**TASK INSTRUCTIONS**
Copy out all lines carrying the word "this".

**INPUT ROWS**
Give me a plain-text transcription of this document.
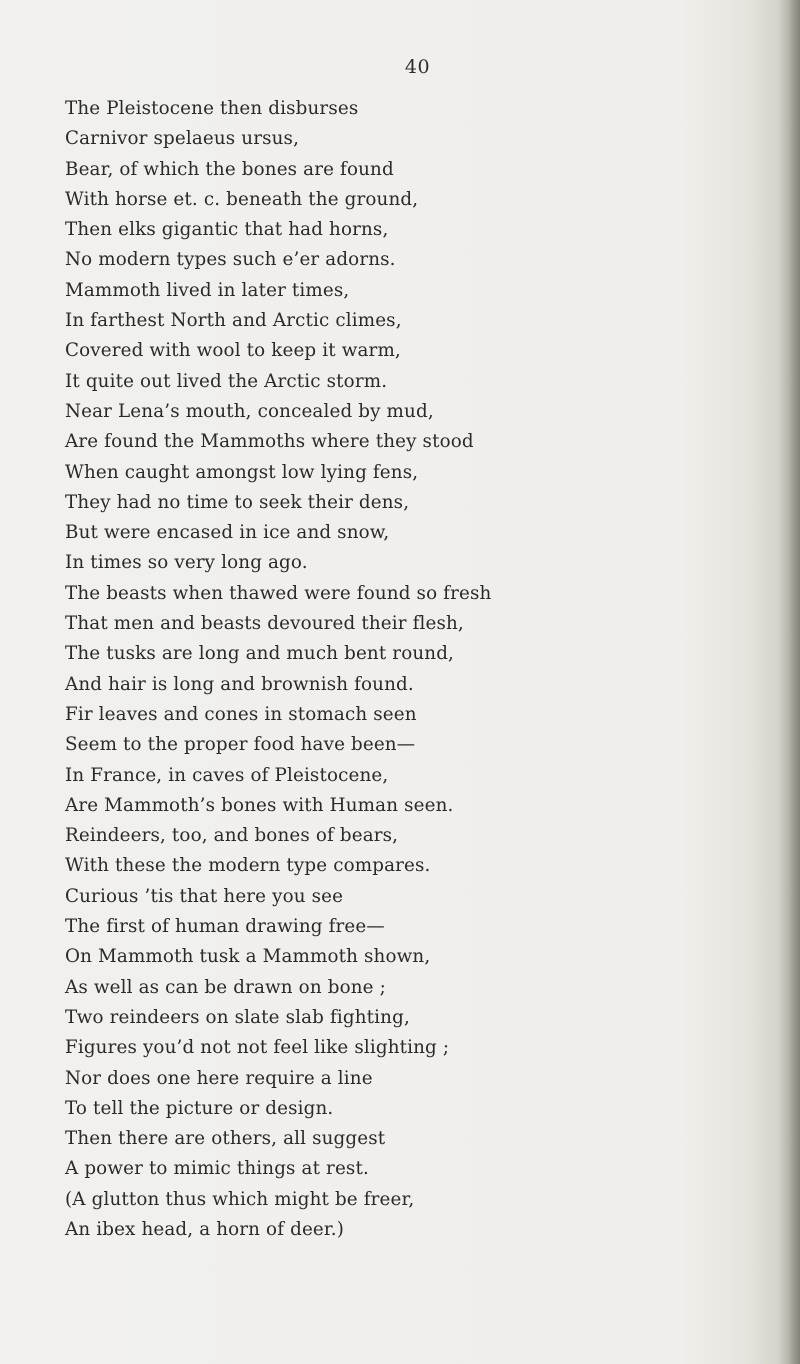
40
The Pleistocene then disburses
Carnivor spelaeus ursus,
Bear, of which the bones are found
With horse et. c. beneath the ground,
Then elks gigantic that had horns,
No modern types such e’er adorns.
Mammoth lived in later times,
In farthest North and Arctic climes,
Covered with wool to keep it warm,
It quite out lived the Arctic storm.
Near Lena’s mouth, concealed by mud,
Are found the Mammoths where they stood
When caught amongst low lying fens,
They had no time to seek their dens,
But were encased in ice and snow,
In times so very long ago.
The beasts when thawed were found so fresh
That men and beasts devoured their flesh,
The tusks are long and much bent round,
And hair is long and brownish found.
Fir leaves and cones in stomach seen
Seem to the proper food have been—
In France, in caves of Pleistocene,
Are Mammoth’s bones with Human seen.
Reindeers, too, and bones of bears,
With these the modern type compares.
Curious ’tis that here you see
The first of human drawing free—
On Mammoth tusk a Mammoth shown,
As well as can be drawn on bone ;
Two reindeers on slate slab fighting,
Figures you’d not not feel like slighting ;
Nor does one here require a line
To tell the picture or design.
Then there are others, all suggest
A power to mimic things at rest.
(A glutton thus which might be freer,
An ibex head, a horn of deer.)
--
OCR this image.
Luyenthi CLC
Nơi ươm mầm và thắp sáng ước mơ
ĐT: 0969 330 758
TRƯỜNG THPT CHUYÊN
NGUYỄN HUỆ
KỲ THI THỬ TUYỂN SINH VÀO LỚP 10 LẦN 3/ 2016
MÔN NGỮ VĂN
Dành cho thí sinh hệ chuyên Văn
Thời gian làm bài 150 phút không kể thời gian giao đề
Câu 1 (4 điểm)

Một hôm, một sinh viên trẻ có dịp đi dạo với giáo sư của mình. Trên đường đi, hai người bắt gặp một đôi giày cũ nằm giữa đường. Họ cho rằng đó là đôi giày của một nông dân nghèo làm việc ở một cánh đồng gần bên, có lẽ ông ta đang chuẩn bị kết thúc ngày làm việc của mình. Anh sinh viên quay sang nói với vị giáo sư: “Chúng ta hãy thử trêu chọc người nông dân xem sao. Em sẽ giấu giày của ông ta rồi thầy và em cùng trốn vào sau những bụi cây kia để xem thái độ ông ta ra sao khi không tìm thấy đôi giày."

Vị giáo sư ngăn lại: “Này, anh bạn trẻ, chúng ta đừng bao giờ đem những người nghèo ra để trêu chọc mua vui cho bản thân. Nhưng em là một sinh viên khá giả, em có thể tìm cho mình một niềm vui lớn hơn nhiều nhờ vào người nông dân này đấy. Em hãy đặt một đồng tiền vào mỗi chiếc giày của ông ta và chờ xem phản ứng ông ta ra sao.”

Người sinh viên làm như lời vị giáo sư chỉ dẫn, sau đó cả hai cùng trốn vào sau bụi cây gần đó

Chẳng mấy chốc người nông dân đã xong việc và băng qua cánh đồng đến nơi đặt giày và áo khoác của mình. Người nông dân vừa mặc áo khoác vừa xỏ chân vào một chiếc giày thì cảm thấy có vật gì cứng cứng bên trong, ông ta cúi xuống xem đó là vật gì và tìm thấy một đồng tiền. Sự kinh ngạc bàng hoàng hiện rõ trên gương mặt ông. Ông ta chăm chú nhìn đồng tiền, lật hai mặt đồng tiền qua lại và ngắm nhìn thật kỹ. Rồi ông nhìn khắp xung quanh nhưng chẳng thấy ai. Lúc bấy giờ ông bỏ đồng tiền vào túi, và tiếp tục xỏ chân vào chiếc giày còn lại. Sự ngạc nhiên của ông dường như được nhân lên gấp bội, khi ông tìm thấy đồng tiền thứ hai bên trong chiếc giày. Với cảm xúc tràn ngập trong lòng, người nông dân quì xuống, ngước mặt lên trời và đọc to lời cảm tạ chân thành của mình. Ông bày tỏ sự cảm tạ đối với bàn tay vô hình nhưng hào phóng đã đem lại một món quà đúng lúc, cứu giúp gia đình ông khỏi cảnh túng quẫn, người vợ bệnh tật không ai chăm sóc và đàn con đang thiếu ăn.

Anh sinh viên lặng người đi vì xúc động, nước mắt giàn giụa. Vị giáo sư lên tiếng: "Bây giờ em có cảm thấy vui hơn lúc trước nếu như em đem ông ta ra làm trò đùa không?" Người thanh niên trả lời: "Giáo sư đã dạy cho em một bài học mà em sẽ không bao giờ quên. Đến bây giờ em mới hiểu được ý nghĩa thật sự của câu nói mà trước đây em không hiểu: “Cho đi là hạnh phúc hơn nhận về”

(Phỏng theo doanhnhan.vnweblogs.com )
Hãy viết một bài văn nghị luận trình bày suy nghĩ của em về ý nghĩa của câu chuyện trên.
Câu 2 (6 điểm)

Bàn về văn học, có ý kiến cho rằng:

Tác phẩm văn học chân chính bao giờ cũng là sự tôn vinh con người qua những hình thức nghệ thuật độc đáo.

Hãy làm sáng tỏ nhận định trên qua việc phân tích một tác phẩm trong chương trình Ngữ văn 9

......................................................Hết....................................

**CORRECT ANSWER**
Give me a plain-text transcription of this document.
OCR this image.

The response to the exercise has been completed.